[Rows from a dataset]
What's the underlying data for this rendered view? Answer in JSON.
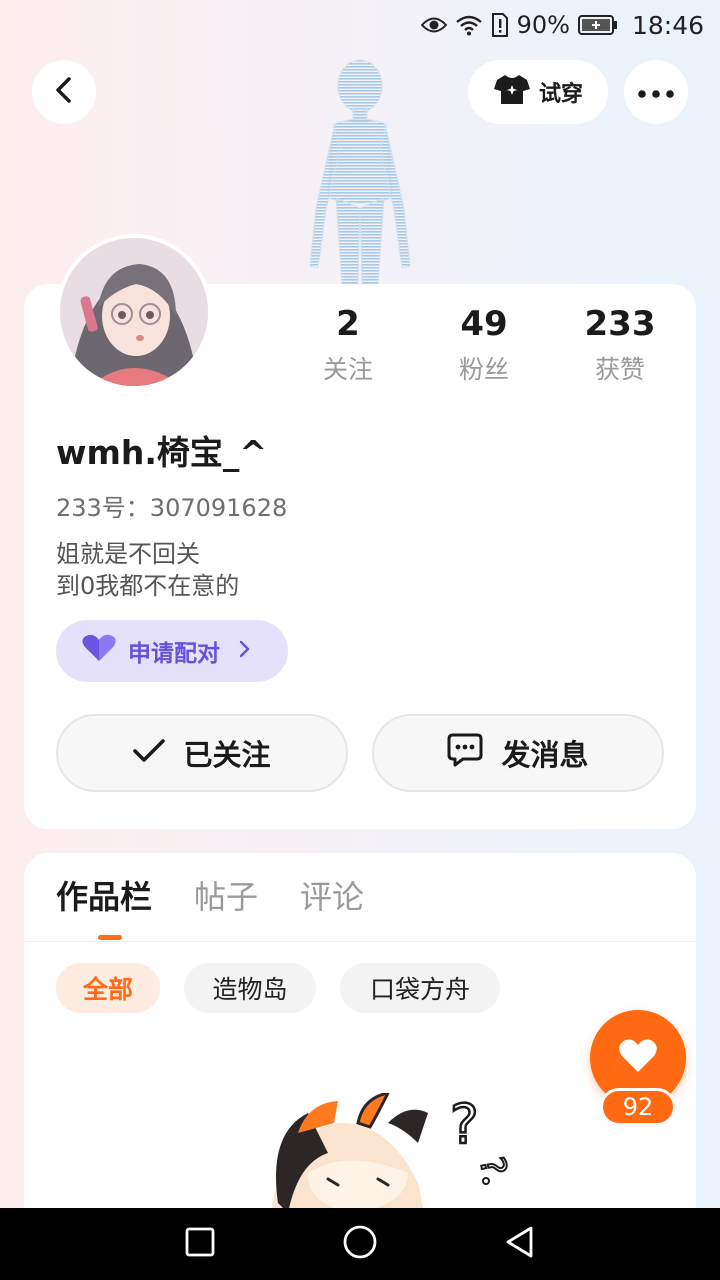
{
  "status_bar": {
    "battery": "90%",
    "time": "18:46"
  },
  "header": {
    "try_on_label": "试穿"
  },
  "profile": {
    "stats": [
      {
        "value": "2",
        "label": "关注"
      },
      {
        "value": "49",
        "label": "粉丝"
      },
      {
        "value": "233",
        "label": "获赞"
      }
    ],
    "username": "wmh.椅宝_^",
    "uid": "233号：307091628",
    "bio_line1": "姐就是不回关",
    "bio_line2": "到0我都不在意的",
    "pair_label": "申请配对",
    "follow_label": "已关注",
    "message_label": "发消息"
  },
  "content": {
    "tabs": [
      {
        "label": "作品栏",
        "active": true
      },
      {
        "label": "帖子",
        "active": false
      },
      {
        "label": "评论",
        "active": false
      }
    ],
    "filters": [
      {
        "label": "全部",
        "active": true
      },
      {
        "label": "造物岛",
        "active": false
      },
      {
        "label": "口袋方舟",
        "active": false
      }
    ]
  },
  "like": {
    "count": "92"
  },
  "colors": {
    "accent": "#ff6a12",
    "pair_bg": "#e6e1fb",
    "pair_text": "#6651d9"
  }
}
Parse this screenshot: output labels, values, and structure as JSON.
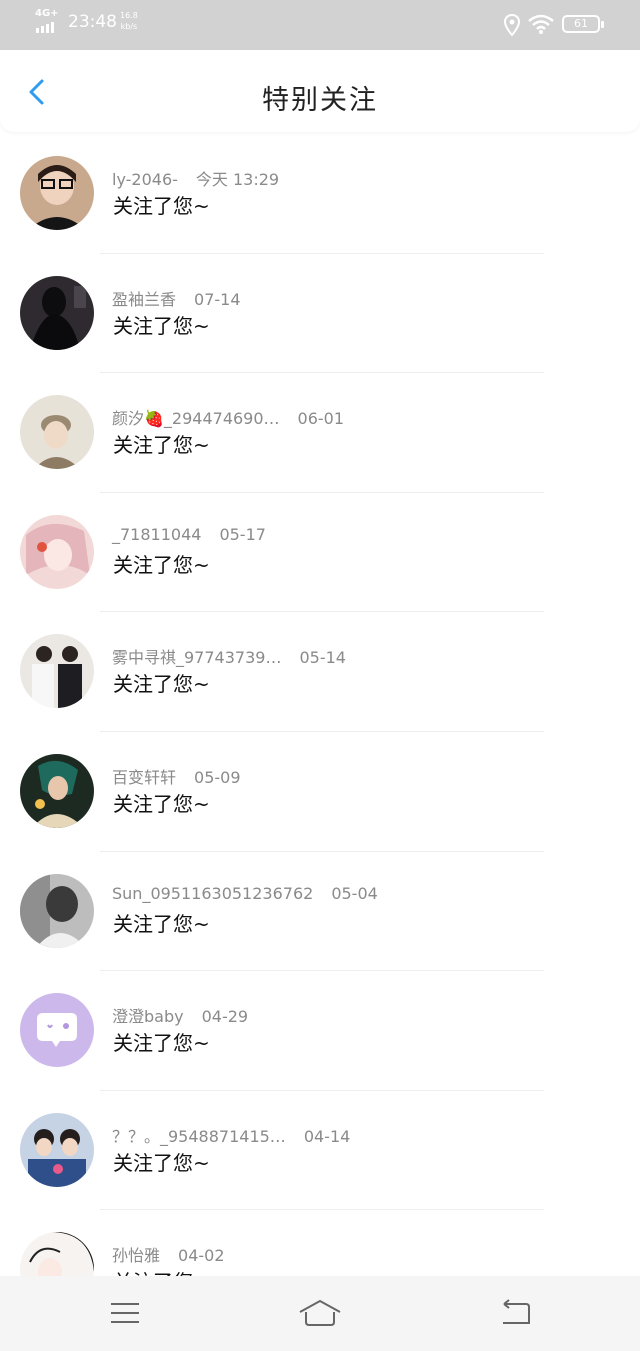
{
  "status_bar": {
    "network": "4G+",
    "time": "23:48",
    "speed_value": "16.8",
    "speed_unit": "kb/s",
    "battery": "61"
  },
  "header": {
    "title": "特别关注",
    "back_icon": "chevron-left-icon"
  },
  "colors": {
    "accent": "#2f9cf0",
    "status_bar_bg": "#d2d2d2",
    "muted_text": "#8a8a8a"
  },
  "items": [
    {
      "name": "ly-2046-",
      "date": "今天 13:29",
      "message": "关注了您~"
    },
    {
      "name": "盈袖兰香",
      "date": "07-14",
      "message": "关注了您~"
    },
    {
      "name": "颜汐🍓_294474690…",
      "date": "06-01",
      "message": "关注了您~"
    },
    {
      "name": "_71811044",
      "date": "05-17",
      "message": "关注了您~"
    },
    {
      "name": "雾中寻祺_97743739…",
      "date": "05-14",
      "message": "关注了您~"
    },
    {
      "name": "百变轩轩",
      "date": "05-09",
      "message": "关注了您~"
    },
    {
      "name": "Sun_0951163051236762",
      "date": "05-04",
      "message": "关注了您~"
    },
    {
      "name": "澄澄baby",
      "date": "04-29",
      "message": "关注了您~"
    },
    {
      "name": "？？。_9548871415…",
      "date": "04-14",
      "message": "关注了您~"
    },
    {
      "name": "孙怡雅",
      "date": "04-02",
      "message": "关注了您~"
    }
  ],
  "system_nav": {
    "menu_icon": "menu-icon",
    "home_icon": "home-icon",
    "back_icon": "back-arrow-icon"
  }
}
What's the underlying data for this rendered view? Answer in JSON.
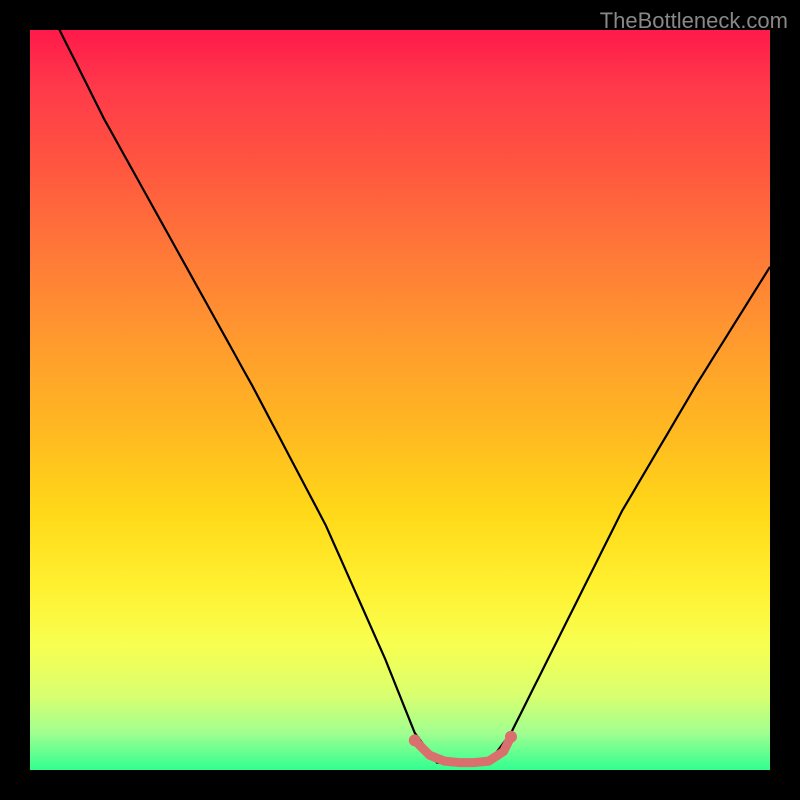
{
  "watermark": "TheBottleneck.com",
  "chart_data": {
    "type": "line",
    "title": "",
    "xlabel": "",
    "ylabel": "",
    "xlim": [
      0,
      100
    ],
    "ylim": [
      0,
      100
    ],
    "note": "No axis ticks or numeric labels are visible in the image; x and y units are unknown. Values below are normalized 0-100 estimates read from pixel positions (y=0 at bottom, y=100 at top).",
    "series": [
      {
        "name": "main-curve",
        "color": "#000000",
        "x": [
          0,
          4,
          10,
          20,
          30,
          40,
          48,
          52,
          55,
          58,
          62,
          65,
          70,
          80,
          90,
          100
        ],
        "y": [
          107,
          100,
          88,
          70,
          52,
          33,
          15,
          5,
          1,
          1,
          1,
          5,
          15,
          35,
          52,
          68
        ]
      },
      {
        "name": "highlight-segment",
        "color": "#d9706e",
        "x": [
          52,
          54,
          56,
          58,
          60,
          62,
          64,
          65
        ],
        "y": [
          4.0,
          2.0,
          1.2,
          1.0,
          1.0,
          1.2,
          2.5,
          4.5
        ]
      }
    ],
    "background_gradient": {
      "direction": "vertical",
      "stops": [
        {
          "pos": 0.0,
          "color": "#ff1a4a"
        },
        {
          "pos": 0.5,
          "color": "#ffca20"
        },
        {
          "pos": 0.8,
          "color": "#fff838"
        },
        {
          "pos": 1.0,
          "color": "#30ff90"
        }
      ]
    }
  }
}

[To be done]: Above are the records; reproduce them exactly and leave out the pictures.

[Full output]:
What's the underlying data for this rendered view? Answer in JSON.
{
  "status_bar": {
    "battery": "90%",
    "time": "18:46"
  },
  "header": {
    "try_on_label": "试穿"
  },
  "profile": {
    "stats": [
      {
        "value": "2",
        "label": "关注"
      },
      {
        "value": "49",
        "label": "粉丝"
      },
      {
        "value": "233",
        "label": "获赞"
      }
    ],
    "username": "wmh.椅宝_^",
    "uid": "233号：307091628",
    "bio_line1": "姐就是不回关",
    "bio_line2": "到0我都不在意的",
    "pair_label": "申请配对",
    "follow_label": "已关注",
    "message_label": "发消息"
  },
  "content": {
    "tabs": [
      {
        "label": "作品栏",
        "active": true
      },
      {
        "label": "帖子",
        "active": false
      },
      {
        "label": "评论",
        "active": false
      }
    ],
    "filters": [
      {
        "label": "全部",
        "active": true
      },
      {
        "label": "造物岛",
        "active": false
      },
      {
        "label": "口袋方舟",
        "active": false
      }
    ]
  },
  "like": {
    "count": "92"
  },
  "colors": {
    "accent": "#ff6a12",
    "pair_bg": "#e6e1fb",
    "pair_text": "#6651d9"
  }
}
Parse this screenshot: output labels, values, and structure as JSON.
{
  "status_bar": {
    "network": "4G+",
    "time": "23:48",
    "speed_value": "16.8",
    "speed_unit": "kb/s",
    "battery": "61"
  },
  "header": {
    "title": "特别关注",
    "back_icon": "chevron-left-icon"
  },
  "colors": {
    "accent": "#2f9cf0",
    "status_bar_bg": "#d2d2d2",
    "muted_text": "#8a8a8a"
  },
  "items": [
    {
      "name": "ly-2046-",
      "date": "今天 13:29",
      "message": "关注了您~"
    },
    {
      "name": "盈袖兰香",
      "date": "07-14",
      "message": "关注了您~"
    },
    {
      "name": "颜汐🍓_294474690…",
      "date": "06-01",
      "message": "关注了您~"
    },
    {
      "name": "_71811044",
      "date": "05-17",
      "message": "关注了您~"
    },
    {
      "name": "雾中寻祺_97743739…",
      "date": "05-14",
      "message": "关注了您~"
    },
    {
      "name": "百变轩轩",
      "date": "05-09",
      "message": "关注了您~"
    },
    {
      "name": "Sun_0951163051236762",
      "date": "05-04",
      "message": "关注了您~"
    },
    {
      "name": "澄澄baby",
      "date": "04-29",
      "message": "关注了您~"
    },
    {
      "name": "？？。_9548871415…",
      "date": "04-14",
      "message": "关注了您~"
    },
    {
      "name": "孙怡雅",
      "date": "04-02",
      "message": "关注了您~"
    }
  ],
  "system_nav": {
    "menu_icon": "menu-icon",
    "home_icon": "home-icon",
    "back_icon": "back-arrow-icon"
  }
}
What's the underlying data for this rendered view? Answer in JSON.
{
  "watermark": "TheBottleneck.com",
  "chart_data": {
    "type": "line",
    "title": "",
    "xlabel": "",
    "ylabel": "",
    "xlim": [
      0,
      100
    ],
    "ylim": [
      0,
      100
    ],
    "note": "No axis ticks or numeric labels are visible in the image; x and y units are unknown. Values below are normalized 0-100 estimates read from pixel positions (y=0 at bottom, y=100 at top).",
    "series": [
      {
        "name": "main-curve",
        "color": "#000000",
        "x": [
          0,
          4,
          10,
          20,
          30,
          40,
          48,
          52,
          55,
          58,
          62,
          65,
          70,
          80,
          90,
          100
        ],
        "y": [
          107,
          100,
          88,
          70,
          52,
          33,
          15,
          5,
          1,
          1,
          1,
          5,
          15,
          35,
          52,
          68
        ]
      },
      {
        "name": "highlight-segment",
        "color": "#d9706e",
        "x": [
          52,
          54,
          56,
          58,
          60,
          62,
          64,
          65
        ],
        "y": [
          4.0,
          2.0,
          1.2,
          1.0,
          1.0,
          1.2,
          2.5,
          4.5
        ]
      }
    ],
    "background_gradient": {
      "direction": "vertical",
      "stops": [
        {
          "pos": 0.0,
          "color": "#ff1a4a"
        },
        {
          "pos": 0.5,
          "color": "#ffca20"
        },
        {
          "pos": 0.8,
          "color": "#fff838"
        },
        {
          "pos": 1.0,
          "color": "#30ff90"
        }
      ]
    }
  }
}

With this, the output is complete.